* **PROBLEM DETAILS**
Reproduce the listing word for word, leaving every picture behind.
-----
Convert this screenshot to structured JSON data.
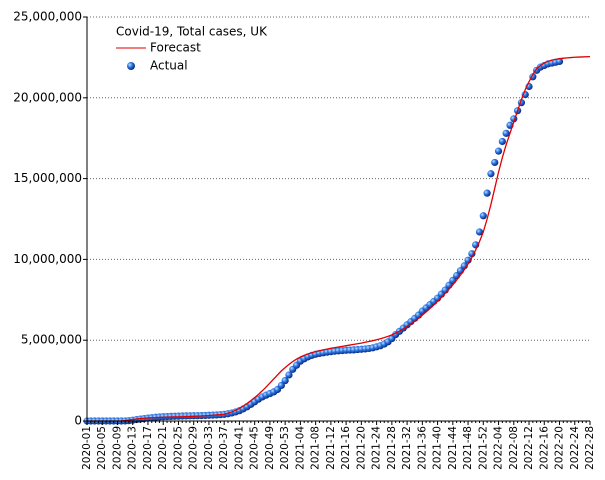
{
  "chart_data": {
    "type": "line",
    "title": "Covid-19, Total cases, UK",
    "categories": [
      "2020-01",
      null,
      null,
      null,
      "2020-05",
      null,
      null,
      null,
      "2020-09",
      null,
      null,
      null,
      "2020-13",
      null,
      null,
      null,
      "2020-17",
      null,
      null,
      null,
      "2020-21",
      null,
      null,
      null,
      "2020-25",
      null,
      null,
      null,
      "2020-29",
      null,
      null,
      null,
      "2020-33",
      null,
      null,
      null,
      "2020-37",
      null,
      null,
      null,
      "2020-41",
      null,
      null,
      null,
      "2020-45",
      null,
      null,
      null,
      "2020-49",
      null,
      null,
      null,
      "2020-53",
      null,
      null,
      null,
      "2021-04",
      null,
      null,
      null,
      "2021-08",
      null,
      null,
      null,
      "2021-12",
      null,
      null,
      null,
      "2021-16",
      null,
      null,
      null,
      "2021-20",
      null,
      null,
      null,
      "2021-24",
      null,
      null,
      null,
      "2021-28",
      null,
      null,
      null,
      "2021-32",
      null,
      null,
      null,
      "2021-36",
      null,
      null,
      null,
      "2021-40",
      null,
      null,
      null,
      "2021-44",
      null,
      null,
      null,
      "2021-48",
      null,
      null,
      null,
      "2021-52",
      null,
      null,
      null,
      "2022-04",
      null,
      null,
      null,
      "2022-08",
      null,
      null,
      null,
      "2022-12",
      null,
      null,
      null,
      "2022-16",
      null,
      null,
      null,
      "2022-20",
      null,
      null,
      null,
      "2022-24",
      null,
      null,
      null,
      "2022-28"
    ],
    "series": [
      {
        "name": "Forecast",
        "color": "#e00000",
        "style": "line",
        "values": [
          0,
          0,
          0,
          0,
          0,
          0,
          0,
          0,
          0,
          10000,
          30000,
          60000,
          90000,
          120000,
          150000,
          170000,
          190000,
          200000,
          210000,
          220000,
          230000,
          240000,
          245000,
          250000,
          255000,
          260000,
          270000,
          280000,
          290000,
          300000,
          310000,
          325000,
          340000,
          355000,
          375000,
          395000,
          420000,
          480000,
          560000,
          660000,
          780000,
          920000,
          1080000,
          1260000,
          1450000,
          1650000,
          1870000,
          2100000,
          2350000,
          2600000,
          2850000,
          3100000,
          3300000,
          3500000,
          3680000,
          3830000,
          3960000,
          4060000,
          4150000,
          4220000,
          4290000,
          4350000,
          4400000,
          4450000,
          4500000,
          4540000,
          4580000,
          4620000,
          4660000,
          4700000,
          4740000,
          4780000,
          4820000,
          4870000,
          4920000,
          4970000,
          5030000,
          5090000,
          5160000,
          5240000,
          5330000,
          5440000,
          5560000,
          5700000,
          5850000,
          6010000,
          6180000,
          6360000,
          6550000,
          6750000,
          6960000,
          7180000,
          7410000,
          7650000,
          7900000,
          8160000,
          8430000,
          8720000,
          9030000,
          9360000,
          9720000,
          10120000,
          10580000,
          11100000,
          11700000,
          12500000,
          13400000,
          14400000,
          15400000,
          16300000,
          17100000,
          17800000,
          18500000,
          19200000,
          19900000,
          20500000,
          21000000,
          21450000,
          21800000,
          22000000,
          22150000,
          22250000,
          22330000,
          22380000,
          22420000,
          22450000,
          22470000,
          22490000,
          22510000,
          22520000,
          22530000,
          22540000,
          22550000
        ]
      },
      {
        "name": "Actual",
        "color": "#1f5fd6",
        "style": "markers",
        "values": [
          0,
          0,
          0,
          0,
          0,
          0,
          0,
          0,
          0,
          1000,
          5000,
          20000,
          50000,
          90000,
          120000,
          150000,
          180000,
          200000,
          230000,
          250000,
          265000,
          275000,
          285000,
          295000,
          300000,
          310000,
          315000,
          320000,
          325000,
          330000,
          335000,
          345000,
          355000,
          365000,
          375000,
          390000,
          410000,
          450000,
          500000,
          560000,
          640000,
          750000,
          880000,
          1030000,
          1190000,
          1350000,
          1490000,
          1600000,
          1700000,
          1800000,
          1950000,
          2200000,
          2500000,
          2850000,
          3200000,
          3450000,
          3700000,
          3850000,
          3970000,
          4060000,
          4130000,
          4180000,
          4220000,
          4260000,
          4290000,
          4320000,
          4340000,
          4360000,
          4380000,
          4390000,
          4400000,
          4420000,
          4440000,
          4460000,
          4490000,
          4530000,
          4590000,
          4660000,
          4760000,
          4900000,
          5100000,
          5350000,
          5550000,
          5750000,
          5950000,
          6150000,
          6350000,
          6550000,
          6800000,
          7000000,
          7200000,
          7400000,
          7600000,
          7850000,
          8100000,
          8400000,
          8700000,
          9000000,
          9300000,
          9600000,
          9950000,
          10350000,
          10900000,
          11700000,
          12700000,
          14100000,
          15300000,
          16000000,
          16700000,
          17300000,
          17800000,
          18300000,
          18700000,
          19200000,
          19700000,
          20200000,
          20700000,
          21300000,
          21700000,
          21900000,
          22000000,
          22100000,
          22150000,
          22200000,
          22250000,
          null,
          null,
          null,
          null,
          null,
          null,
          null,
          null
        ]
      }
    ],
    "ylim": [
      0,
      25000000
    ],
    "yticks": [
      {
        "value": 0,
        "label": "0"
      },
      {
        "value": 5000000,
        "label": "5,000,000"
      },
      {
        "value": 10000000,
        "label": "10,000,000"
      },
      {
        "value": 15000000,
        "label": "15,000,000"
      },
      {
        "value": 20000000,
        "label": "20,000,000"
      },
      {
        "value": 25000000,
        "label": "25,000,000"
      }
    ],
    "grid": true,
    "legend": "top-left"
  }
}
-----
* **EXERCISE OUTPUT**
Convert this screenshot to structured JSON data.
{
  "chart_data": {
    "type": "line",
    "title": "Covid-19, Total cases, UK",
    "categories": [
      "2020-01",
      null,
      null,
      null,
      "2020-05",
      null,
      null,
      null,
      "2020-09",
      null,
      null,
      null,
      "2020-13",
      null,
      null,
      null,
      "2020-17",
      null,
      null,
      null,
      "2020-21",
      null,
      null,
      null,
      "2020-25",
      null,
      null,
      null,
      "2020-29",
      null,
      null,
      null,
      "2020-33",
      null,
      null,
      null,
      "2020-37",
      null,
      null,
      null,
      "2020-41",
      null,
      null,
      null,
      "2020-45",
      null,
      null,
      null,
      "2020-49",
      null,
      null,
      null,
      "2020-53",
      null,
      null,
      null,
      "2021-04",
      null,
      null,
      null,
      "2021-08",
      null,
      null,
      null,
      "2021-12",
      null,
      null,
      null,
      "2021-16",
      null,
      null,
      null,
      "2021-20",
      null,
      null,
      null,
      "2021-24",
      null,
      null,
      null,
      "2021-28",
      null,
      null,
      null,
      "2021-32",
      null,
      null,
      null,
      "2021-36",
      null,
      null,
      null,
      "2021-40",
      null,
      null,
      null,
      "2021-44",
      null,
      null,
      null,
      "2021-48",
      null,
      null,
      null,
      "2021-52",
      null,
      null,
      null,
      "2022-04",
      null,
      null,
      null,
      "2022-08",
      null,
      null,
      null,
      "2022-12",
      null,
      null,
      null,
      "2022-16",
      null,
      null,
      null,
      "2022-20",
      null,
      null,
      null,
      "2022-24",
      null,
      null,
      null,
      "2022-28"
    ],
    "series": [
      {
        "name": "Forecast",
        "color": "#e00000",
        "style": "line",
        "values": [
          0,
          0,
          0,
          0,
          0,
          0,
          0,
          0,
          0,
          10000,
          30000,
          60000,
          90000,
          120000,
          150000,
          170000,
          190000,
          200000,
          210000,
          220000,
          230000,
          240000,
          245000,
          250000,
          255000,
          260000,
          270000,
          280000,
          290000,
          300000,
          310000,
          325000,
          340000,
          355000,
          375000,
          395000,
          420000,
          480000,
          560000,
          660000,
          780000,
          920000,
          1080000,
          1260000,
          1450000,
          1650000,
          1870000,
          2100000,
          2350000,
          2600000,
          2850000,
          3100000,
          3300000,
          3500000,
          3680000,
          3830000,
          3960000,
          4060000,
          4150000,
          4220000,
          4290000,
          4350000,
          4400000,
          4450000,
          4500000,
          4540000,
          4580000,
          4620000,
          4660000,
          4700000,
          4740000,
          4780000,
          4820000,
          4870000,
          4920000,
          4970000,
          5030000,
          5090000,
          5160000,
          5240000,
          5330000,
          5440000,
          5560000,
          5700000,
          5850000,
          6010000,
          6180000,
          6360000,
          6550000,
          6750000,
          6960000,
          7180000,
          7410000,
          7650000,
          7900000,
          8160000,
          8430000,
          8720000,
          9030000,
          9360000,
          9720000,
          10120000,
          10580000,
          11100000,
          11700000,
          12500000,
          13400000,
          14400000,
          15400000,
          16300000,
          17100000,
          17800000,
          18500000,
          19200000,
          19900000,
          20500000,
          21000000,
          21450000,
          21800000,
          22000000,
          22150000,
          22250000,
          22330000,
          22380000,
          22420000,
          22450000,
          22470000,
          22490000,
          22510000,
          22520000,
          22530000,
          22540000,
          22550000
        ]
      },
      {
        "name": "Actual",
        "color": "#1f5fd6",
        "style": "markers",
        "values": [
          0,
          0,
          0,
          0,
          0,
          0,
          0,
          0,
          0,
          1000,
          5000,
          20000,
          50000,
          90000,
          120000,
          150000,
          180000,
          200000,
          230000,
          250000,
          265000,
          275000,
          285000,
          295000,
          300000,
          310000,
          315000,
          320000,
          325000,
          330000,
          335000,
          345000,
          355000,
          365000,
          375000,
          390000,
          410000,
          450000,
          500000,
          560000,
          640000,
          750000,
          880000,
          1030000,
          1190000,
          1350000,
          1490000,
          1600000,
          1700000,
          1800000,
          1950000,
          2200000,
          2500000,
          2850000,
          3200000,
          3450000,
          3700000,
          3850000,
          3970000,
          4060000,
          4130000,
          4180000,
          4220000,
          4260000,
          4290000,
          4320000,
          4340000,
          4360000,
          4380000,
          4390000,
          4400000,
          4420000,
          4440000,
          4460000,
          4490000,
          4530000,
          4590000,
          4660000,
          4760000,
          4900000,
          5100000,
          5350000,
          5550000,
          5750000,
          5950000,
          6150000,
          6350000,
          6550000,
          6800000,
          7000000,
          7200000,
          7400000,
          7600000,
          7850000,
          8100000,
          8400000,
          8700000,
          9000000,
          9300000,
          9600000,
          9950000,
          10350000,
          10900000,
          11700000,
          12700000,
          14100000,
          15300000,
          16000000,
          16700000,
          17300000,
          17800000,
          18300000,
          18700000,
          19200000,
          19700000,
          20200000,
          20700000,
          21300000,
          21700000,
          21900000,
          22000000,
          22100000,
          22150000,
          22200000,
          22250000,
          null,
          null,
          null,
          null,
          null,
          null,
          null,
          null
        ]
      }
    ],
    "ylim": [
      0,
      25000000
    ],
    "yticks": [
      {
        "value": 0,
        "label": "0"
      },
      {
        "value": 5000000,
        "label": "5,000,000"
      },
      {
        "value": 10000000,
        "label": "10,000,000"
      },
      {
        "value": 15000000,
        "label": "15,000,000"
      },
      {
        "value": 20000000,
        "label": "20,000,000"
      },
      {
        "value": 25000000,
        "label": "25,000,000"
      }
    ],
    "grid": true,
    "legend": "top-left"
  }
}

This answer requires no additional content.